#### Chart and figure data
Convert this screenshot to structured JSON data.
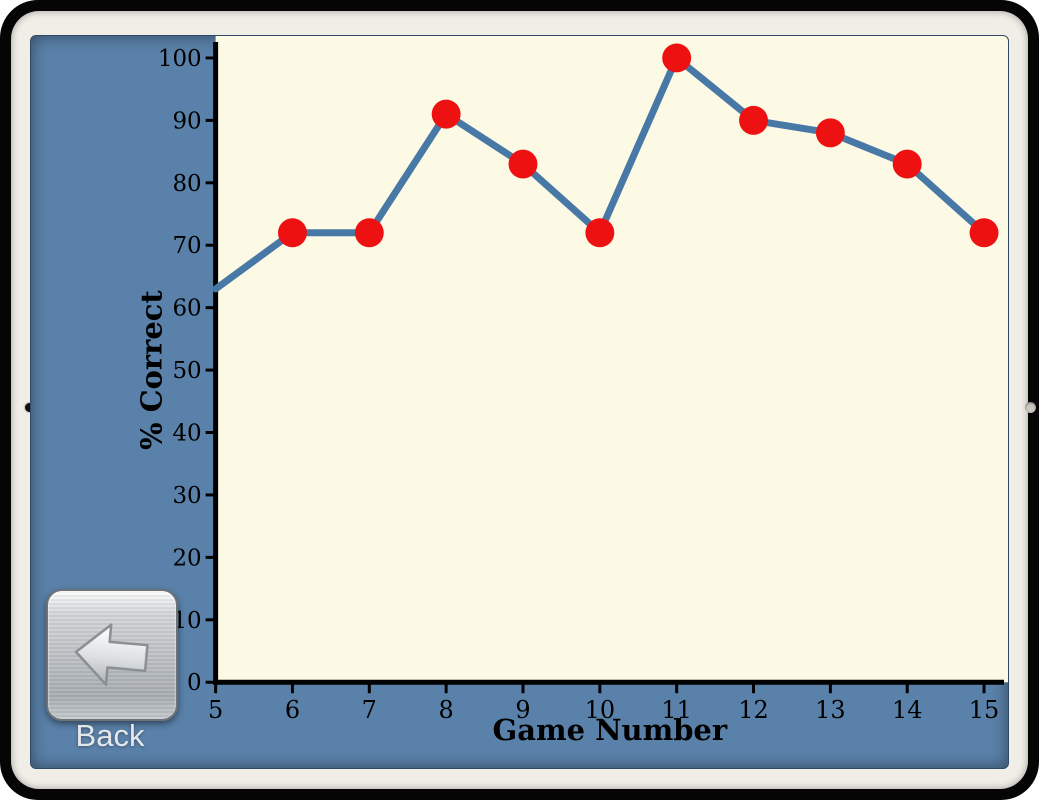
{
  "app": {
    "back_button": {
      "label": "Back",
      "icon": "back-arrow-icon"
    }
  },
  "chart_data": {
    "type": "line",
    "title": "",
    "xlabel": "Game Number",
    "ylabel": "% Correct",
    "x": [
      5,
      6,
      7,
      8,
      9,
      10,
      11,
      12,
      13,
      14,
      15
    ],
    "values": [
      63,
      72,
      72,
      91,
      83,
      72,
      100,
      90,
      88,
      83,
      72
    ],
    "markers": [
      false,
      true,
      true,
      true,
      true,
      true,
      true,
      true,
      true,
      true,
      true
    ],
    "xticks": [
      5,
      6,
      7,
      8,
      9,
      10,
      11,
      12,
      13,
      14,
      15
    ],
    "yticks": [
      0,
      10,
      20,
      30,
      40,
      50,
      60,
      70,
      80,
      90,
      100
    ],
    "xlim": [
      5,
      15
    ],
    "ylim": [
      0,
      100
    ],
    "grid": false,
    "legend_position": "none",
    "colors": {
      "line": "#4878a6",
      "marker": "#ee1111",
      "axis": "#000000",
      "tick_label": "#000000",
      "plot_background": "#fcf9e5",
      "app_background": "#5a81a9"
    }
  }
}
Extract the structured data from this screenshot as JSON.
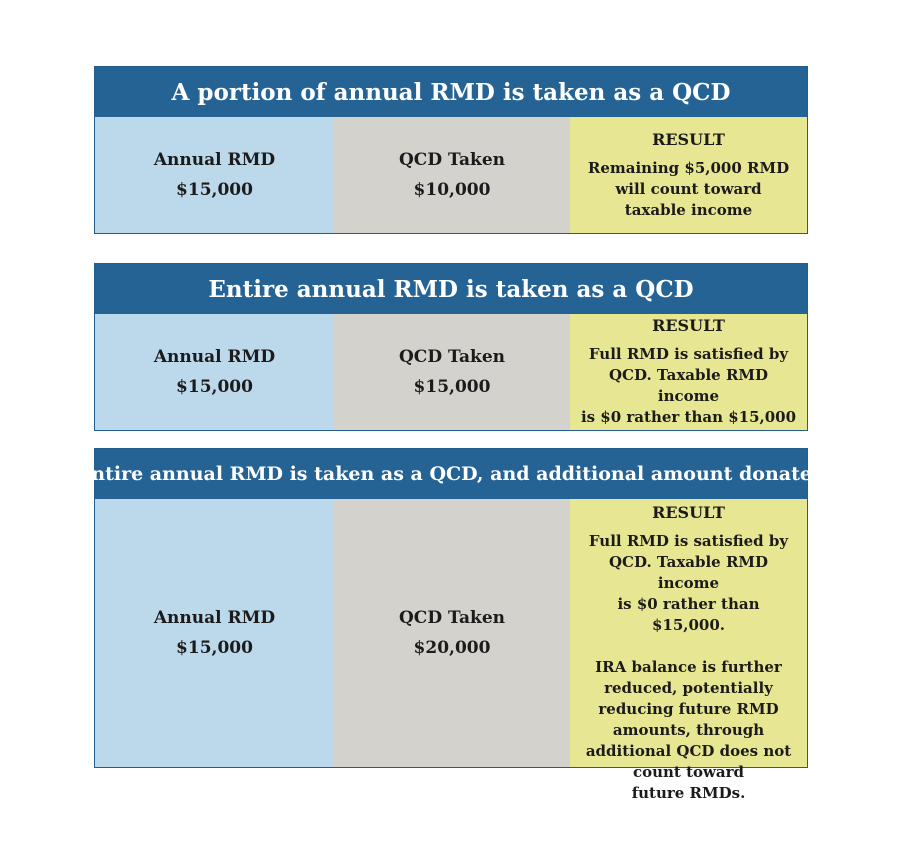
{
  "colors": {
    "banner": "#266395",
    "rmd_cell": "#bcd9ec",
    "qcd_cell": "#d3d2cc",
    "result_cell": "#e7e692"
  },
  "scenarios": [
    {
      "title": "A portion of annual RMD is taken as a QCD",
      "rmd_label": "Annual RMD",
      "rmd_value": "$15,000",
      "qcd_label": "QCD Taken",
      "qcd_value": "$10,000",
      "result_label": "RESULT",
      "result_lines": [
        "Remaining $5,000 RMD",
        "will count toward",
        "taxable income"
      ]
    },
    {
      "title": "Entire annual RMD is taken as a QCD",
      "rmd_label": "Annual RMD",
      "rmd_value": "$15,000",
      "qcd_label": "QCD Taken",
      "qcd_value": "$15,000",
      "result_label": "RESULT",
      "result_lines": [
        "Full RMD is satisfied by",
        "QCD. Taxable RMD income",
        "is $0 rather than $15,000"
      ]
    },
    {
      "title": "Entire annual RMD is taken as a QCD, and additional amount donated",
      "rmd_label": "Annual RMD",
      "rmd_value": "$15,000",
      "qcd_label": "QCD Taken",
      "qcd_value": "$20,000",
      "result_label": "RESULT",
      "result_lines": [
        "Full RMD is satisfied by",
        "QCD. Taxable RMD income",
        "is $0 rather than $15,000."
      ],
      "result_lines_2": [
        "IRA balance is further",
        "reduced, potentially",
        "reducing future RMD",
        "amounts, through",
        "additional QCD does not",
        "count toward",
        "future RMDs."
      ]
    }
  ]
}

#### Set problem
Identify which lines contain the word "than" and copy each one.

#### Final result
        "is $0 rather than $15,000"
        "is $0 rather than $15,000."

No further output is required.